*COMPLETE THE FOLLOWING*:
1. According to the image input markup text, how long should alternative text be?
2. From the image input markup text, write out the exact words from "Image input markup" up to and including "for the button.".

[Opening PROVIDED PASSAGE section]

Image input markup (<input[type="image"]> element)

The input element of type="image" is the only other element that requires the "alt" attribute. Make sure the text provided acts as a descriptive label for the button.

See alt attribute on line 12 below:

<!doctype html>
<html lang="en-US">
<head>
  <title>Alternative Text for Images - Web Accessibility Top Ten - UITS</title>
</head>
<body>
  …
  <main role="main">
    …
    <form id="siteSearch" action="search.php">
      <input type="text" name="searchTerms" title="Enter site search terms"/>
      <input type="image" src="sbmt_icon.png" alt="Submit search terms" />
    </form>
    …
  </main>
  …
</body>
</html>

Best practices

  • Check that an alternative text attribute accompanies all img and input[type="image"] elements
  • Keep alternative text concise, e.g. no more than 10-15 words
  • Include any words that appear in informative images in the alternative text
  • Verify that alternative text for links or controls helps to form the link text and/or control label.

[Closing PROVIDED PASSAGE section]
[Opening DATA section]

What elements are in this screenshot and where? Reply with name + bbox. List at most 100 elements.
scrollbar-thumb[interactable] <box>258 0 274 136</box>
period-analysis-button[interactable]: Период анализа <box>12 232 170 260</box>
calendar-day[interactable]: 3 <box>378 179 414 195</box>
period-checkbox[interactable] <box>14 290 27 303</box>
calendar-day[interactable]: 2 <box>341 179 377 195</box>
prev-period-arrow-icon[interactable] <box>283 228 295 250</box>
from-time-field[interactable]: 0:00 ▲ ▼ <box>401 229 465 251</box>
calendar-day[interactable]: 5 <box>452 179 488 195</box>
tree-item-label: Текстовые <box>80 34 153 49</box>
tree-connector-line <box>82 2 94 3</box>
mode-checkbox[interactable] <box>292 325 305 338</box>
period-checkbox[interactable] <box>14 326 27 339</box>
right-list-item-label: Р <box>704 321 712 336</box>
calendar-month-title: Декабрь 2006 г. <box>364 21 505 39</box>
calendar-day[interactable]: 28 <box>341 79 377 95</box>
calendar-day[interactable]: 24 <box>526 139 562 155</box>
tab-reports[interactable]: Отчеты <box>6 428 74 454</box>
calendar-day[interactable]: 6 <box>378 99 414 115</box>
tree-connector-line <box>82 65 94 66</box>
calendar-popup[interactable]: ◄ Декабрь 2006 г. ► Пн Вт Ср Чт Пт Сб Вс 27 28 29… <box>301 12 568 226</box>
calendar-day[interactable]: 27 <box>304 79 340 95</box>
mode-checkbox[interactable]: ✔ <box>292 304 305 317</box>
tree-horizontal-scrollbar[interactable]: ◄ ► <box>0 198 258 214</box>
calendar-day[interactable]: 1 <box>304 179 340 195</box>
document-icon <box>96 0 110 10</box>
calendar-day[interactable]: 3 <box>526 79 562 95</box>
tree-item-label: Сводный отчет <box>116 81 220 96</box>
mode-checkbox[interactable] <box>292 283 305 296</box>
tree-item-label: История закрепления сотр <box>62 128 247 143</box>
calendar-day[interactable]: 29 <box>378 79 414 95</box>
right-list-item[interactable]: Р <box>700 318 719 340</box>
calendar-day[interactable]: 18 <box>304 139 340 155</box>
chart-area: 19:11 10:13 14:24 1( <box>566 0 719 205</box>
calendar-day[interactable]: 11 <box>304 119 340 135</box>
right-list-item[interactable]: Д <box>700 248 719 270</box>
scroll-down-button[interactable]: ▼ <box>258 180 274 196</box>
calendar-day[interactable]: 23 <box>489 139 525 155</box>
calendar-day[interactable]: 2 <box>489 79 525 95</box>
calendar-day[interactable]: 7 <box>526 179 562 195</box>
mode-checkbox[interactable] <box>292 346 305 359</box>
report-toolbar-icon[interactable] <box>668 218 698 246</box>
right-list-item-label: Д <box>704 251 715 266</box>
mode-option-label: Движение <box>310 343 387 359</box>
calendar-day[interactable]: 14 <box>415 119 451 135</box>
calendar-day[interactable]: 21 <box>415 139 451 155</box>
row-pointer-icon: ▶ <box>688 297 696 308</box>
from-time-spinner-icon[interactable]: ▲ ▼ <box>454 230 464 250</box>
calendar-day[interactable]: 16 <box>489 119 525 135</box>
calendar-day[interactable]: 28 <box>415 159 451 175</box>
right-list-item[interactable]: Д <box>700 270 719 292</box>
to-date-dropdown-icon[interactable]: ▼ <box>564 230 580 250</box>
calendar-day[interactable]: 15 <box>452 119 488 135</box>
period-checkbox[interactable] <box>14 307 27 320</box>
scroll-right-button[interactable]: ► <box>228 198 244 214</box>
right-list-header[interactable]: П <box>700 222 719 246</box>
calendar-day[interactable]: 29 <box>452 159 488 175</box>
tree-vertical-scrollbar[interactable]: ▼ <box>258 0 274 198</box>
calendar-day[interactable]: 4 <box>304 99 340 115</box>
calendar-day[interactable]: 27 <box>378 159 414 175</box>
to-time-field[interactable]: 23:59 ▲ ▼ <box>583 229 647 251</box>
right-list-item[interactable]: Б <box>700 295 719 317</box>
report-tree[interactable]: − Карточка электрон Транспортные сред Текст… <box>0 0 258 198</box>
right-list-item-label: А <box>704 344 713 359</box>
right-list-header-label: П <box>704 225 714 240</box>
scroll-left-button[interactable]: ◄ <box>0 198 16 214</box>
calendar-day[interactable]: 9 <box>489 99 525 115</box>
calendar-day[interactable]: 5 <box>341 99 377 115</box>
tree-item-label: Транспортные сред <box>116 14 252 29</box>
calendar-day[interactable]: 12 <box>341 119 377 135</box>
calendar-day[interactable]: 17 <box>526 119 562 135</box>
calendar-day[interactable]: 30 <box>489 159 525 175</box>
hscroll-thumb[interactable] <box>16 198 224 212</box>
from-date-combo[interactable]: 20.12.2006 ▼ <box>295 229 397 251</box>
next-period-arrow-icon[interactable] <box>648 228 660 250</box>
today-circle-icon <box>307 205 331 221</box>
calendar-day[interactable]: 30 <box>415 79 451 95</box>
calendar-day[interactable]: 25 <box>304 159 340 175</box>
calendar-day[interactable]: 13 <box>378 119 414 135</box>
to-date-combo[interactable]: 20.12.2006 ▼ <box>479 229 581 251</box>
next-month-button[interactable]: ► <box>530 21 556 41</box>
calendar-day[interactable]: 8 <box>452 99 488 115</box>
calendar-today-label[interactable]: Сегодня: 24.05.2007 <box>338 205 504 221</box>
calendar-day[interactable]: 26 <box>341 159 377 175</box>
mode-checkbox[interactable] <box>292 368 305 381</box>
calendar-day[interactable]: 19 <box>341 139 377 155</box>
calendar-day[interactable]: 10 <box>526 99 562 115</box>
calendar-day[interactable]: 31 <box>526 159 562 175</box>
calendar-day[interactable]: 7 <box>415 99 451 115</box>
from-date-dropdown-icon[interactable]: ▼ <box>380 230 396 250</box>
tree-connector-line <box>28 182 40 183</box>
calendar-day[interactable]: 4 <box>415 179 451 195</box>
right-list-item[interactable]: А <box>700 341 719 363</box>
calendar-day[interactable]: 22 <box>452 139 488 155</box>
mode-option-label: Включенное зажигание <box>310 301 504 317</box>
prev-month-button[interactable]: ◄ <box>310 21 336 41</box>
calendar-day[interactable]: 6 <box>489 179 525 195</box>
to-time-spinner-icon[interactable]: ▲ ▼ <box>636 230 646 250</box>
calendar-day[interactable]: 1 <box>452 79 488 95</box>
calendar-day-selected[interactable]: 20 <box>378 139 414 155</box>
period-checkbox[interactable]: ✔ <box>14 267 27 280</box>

[Closing DATA section]

*OUTPUTS IN ORDER*:
1. No more than 10-15 words.

2.
Image input markup (<input[type="image"]> element)

The input element of type="image" is the only other element that requires the "alt" attribute. Make sure the text provided acts as a descriptive label for the button.